Task description: Look for the word "title" in the entries below, then copy every line that has it.

____________

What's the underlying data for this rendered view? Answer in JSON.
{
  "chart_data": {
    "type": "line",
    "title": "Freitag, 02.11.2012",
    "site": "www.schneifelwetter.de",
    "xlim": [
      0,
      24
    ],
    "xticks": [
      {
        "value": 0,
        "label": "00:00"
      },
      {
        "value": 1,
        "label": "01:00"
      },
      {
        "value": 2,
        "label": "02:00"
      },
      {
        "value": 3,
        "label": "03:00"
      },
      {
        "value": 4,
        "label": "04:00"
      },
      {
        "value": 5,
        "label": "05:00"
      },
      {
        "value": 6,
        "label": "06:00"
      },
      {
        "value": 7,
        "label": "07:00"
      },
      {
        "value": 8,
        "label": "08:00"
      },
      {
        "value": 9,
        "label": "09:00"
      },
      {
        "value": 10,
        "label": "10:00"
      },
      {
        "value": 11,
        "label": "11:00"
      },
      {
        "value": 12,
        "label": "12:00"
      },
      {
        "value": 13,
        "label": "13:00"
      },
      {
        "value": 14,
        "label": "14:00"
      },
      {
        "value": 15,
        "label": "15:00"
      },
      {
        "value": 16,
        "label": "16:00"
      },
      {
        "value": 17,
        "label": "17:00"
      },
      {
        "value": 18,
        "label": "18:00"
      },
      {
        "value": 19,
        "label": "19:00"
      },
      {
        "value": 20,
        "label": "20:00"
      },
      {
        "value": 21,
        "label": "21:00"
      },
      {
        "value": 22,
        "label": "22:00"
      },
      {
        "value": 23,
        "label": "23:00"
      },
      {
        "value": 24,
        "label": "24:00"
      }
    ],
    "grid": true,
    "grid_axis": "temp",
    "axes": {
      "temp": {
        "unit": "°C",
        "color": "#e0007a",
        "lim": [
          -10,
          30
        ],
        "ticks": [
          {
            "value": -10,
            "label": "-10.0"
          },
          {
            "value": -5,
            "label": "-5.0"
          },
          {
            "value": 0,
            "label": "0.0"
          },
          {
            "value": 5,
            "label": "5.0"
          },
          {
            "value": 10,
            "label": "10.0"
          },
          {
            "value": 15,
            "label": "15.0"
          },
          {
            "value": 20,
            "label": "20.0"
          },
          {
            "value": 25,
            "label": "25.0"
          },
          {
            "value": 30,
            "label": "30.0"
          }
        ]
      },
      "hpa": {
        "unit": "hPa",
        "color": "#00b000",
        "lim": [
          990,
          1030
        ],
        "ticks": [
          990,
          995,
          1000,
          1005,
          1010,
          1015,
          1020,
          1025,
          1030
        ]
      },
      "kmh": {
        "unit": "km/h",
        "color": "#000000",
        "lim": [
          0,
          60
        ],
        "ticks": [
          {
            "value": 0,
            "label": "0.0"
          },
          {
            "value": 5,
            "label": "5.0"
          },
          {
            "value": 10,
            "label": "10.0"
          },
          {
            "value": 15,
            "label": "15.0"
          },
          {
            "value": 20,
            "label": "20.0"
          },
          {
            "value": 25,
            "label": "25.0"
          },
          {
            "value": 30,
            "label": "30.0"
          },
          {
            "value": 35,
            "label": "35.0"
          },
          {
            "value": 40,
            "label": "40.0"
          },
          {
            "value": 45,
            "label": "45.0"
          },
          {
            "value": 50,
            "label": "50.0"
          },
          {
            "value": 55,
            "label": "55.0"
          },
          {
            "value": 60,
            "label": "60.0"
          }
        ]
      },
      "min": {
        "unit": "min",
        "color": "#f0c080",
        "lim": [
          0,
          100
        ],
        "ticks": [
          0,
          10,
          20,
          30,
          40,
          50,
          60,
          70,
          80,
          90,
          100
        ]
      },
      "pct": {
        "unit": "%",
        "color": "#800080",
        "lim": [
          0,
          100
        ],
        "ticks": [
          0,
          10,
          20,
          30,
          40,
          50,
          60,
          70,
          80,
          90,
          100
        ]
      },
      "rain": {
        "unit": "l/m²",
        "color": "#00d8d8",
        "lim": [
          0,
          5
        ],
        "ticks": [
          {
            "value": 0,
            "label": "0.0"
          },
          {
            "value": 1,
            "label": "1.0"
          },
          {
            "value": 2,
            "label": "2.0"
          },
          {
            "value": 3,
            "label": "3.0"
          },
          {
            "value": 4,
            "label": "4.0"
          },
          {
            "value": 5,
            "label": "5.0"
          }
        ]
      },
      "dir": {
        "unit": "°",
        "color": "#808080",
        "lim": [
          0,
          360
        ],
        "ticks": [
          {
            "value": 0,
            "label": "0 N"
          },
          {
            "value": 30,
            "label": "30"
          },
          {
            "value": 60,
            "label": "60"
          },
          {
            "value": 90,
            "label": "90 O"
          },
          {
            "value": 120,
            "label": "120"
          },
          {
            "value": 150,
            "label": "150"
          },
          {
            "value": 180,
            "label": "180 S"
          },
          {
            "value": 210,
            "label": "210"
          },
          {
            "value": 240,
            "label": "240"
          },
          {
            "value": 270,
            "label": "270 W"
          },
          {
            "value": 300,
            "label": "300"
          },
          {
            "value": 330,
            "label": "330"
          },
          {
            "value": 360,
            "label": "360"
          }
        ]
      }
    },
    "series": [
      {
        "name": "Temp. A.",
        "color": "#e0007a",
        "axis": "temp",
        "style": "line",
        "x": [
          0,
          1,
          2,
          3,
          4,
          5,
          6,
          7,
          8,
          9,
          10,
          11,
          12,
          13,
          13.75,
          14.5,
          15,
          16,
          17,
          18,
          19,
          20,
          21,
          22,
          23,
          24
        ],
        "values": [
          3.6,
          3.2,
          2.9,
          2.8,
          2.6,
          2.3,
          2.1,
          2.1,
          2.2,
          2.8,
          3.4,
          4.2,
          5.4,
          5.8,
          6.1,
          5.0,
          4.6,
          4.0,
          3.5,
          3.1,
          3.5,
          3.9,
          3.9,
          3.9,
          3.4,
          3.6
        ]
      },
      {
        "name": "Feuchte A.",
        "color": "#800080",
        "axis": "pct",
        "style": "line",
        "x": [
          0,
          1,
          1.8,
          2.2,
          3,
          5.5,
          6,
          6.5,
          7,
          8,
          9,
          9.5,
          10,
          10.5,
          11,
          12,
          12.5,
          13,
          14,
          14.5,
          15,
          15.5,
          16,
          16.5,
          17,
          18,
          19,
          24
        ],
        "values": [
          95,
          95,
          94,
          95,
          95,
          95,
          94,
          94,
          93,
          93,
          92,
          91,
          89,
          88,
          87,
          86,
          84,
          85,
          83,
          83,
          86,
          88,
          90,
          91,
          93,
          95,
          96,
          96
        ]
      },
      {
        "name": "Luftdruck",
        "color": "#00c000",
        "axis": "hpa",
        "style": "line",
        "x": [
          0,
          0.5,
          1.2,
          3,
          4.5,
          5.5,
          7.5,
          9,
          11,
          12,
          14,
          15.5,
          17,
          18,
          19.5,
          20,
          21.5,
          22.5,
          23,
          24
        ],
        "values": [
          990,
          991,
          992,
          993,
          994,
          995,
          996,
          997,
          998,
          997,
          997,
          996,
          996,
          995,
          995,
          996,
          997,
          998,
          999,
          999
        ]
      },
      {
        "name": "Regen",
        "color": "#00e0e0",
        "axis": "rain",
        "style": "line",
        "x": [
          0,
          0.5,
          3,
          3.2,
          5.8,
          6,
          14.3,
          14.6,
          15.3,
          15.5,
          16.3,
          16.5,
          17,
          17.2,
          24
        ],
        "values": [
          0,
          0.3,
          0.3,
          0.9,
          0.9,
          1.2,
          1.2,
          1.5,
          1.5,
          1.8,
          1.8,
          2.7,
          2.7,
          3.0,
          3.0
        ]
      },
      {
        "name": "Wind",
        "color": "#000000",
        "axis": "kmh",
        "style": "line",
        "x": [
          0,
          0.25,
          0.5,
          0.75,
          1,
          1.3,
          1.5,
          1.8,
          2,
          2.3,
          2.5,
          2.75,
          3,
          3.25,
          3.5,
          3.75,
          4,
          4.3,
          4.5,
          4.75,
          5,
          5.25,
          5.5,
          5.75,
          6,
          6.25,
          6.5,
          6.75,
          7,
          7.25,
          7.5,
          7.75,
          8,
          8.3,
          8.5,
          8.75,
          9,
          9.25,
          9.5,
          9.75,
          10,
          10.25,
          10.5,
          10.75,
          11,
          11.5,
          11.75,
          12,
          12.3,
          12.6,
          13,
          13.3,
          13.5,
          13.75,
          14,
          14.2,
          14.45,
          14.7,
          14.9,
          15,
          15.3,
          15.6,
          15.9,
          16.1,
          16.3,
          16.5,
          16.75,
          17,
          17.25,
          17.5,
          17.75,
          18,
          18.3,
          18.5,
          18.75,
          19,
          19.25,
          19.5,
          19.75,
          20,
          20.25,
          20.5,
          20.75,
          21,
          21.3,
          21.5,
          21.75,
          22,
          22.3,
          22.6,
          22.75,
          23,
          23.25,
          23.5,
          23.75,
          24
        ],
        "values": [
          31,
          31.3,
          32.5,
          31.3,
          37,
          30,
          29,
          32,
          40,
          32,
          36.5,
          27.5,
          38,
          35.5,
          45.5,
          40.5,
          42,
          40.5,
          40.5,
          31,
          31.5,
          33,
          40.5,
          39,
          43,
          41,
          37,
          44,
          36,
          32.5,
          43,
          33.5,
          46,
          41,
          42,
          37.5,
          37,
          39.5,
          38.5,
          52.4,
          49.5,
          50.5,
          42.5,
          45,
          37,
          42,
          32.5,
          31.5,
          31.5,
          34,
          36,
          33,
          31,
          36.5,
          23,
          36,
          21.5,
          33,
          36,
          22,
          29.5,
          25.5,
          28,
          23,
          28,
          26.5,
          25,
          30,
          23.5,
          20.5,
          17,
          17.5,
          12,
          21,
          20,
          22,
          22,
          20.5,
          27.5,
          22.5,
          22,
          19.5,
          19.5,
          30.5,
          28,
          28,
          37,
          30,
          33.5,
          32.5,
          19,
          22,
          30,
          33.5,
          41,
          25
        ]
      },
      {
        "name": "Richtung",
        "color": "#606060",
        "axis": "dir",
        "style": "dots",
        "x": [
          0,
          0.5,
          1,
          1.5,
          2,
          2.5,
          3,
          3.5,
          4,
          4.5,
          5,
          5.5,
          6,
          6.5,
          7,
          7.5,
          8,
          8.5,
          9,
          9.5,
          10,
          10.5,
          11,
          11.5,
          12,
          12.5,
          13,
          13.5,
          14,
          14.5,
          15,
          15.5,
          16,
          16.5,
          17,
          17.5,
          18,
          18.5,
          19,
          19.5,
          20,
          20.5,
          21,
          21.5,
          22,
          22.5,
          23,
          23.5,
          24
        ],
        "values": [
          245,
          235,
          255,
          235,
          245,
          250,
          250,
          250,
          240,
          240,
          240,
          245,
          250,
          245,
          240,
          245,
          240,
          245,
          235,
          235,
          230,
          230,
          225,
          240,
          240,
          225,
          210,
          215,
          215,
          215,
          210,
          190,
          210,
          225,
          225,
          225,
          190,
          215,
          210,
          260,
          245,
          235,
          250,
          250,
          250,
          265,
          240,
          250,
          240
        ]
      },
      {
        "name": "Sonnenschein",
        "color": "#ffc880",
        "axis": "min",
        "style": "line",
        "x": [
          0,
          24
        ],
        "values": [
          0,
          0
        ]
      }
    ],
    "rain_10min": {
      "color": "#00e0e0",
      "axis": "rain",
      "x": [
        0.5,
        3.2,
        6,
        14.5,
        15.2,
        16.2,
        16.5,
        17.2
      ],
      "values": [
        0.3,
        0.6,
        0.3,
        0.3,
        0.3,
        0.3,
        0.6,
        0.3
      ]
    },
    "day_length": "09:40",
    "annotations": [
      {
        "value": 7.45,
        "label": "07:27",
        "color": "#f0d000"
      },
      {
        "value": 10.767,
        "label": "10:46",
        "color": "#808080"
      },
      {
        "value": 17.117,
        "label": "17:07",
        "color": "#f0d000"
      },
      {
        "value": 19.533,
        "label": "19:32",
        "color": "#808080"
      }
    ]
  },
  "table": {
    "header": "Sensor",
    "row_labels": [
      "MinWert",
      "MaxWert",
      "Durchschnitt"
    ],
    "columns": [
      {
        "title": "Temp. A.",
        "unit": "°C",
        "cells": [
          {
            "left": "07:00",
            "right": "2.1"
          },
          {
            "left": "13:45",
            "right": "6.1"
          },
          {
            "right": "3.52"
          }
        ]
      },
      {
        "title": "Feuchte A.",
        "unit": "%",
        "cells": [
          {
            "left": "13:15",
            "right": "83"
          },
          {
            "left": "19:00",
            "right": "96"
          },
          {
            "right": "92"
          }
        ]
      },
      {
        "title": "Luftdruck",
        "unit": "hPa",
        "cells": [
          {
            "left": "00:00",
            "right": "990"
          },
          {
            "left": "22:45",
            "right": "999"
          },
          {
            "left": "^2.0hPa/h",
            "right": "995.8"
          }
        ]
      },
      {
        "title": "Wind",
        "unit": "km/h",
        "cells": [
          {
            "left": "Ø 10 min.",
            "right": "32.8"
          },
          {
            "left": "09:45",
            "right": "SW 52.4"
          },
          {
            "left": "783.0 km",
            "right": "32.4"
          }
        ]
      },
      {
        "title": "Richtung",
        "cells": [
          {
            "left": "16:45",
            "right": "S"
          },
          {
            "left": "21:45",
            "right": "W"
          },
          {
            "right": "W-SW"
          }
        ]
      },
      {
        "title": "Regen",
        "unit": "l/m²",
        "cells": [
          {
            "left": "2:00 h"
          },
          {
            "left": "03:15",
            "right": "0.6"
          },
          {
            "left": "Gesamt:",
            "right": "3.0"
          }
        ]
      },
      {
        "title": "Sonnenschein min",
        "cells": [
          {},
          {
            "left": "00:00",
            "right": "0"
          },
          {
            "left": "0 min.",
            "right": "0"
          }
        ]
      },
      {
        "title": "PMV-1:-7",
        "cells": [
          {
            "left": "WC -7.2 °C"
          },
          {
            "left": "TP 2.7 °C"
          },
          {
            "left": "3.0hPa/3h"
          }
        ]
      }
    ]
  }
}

____________

Right answer:
    "title": "Freitag, 02.11.2012",
        "title": "Temp. A.",
        "title": "Feuchte A.",
        "title": "Luftdruck",
        "title": "Wind",
        "title": "Richtung",
        "title": "Regen",
        "title": "Sonnenschein min",
        "title": "PMV-1:-7",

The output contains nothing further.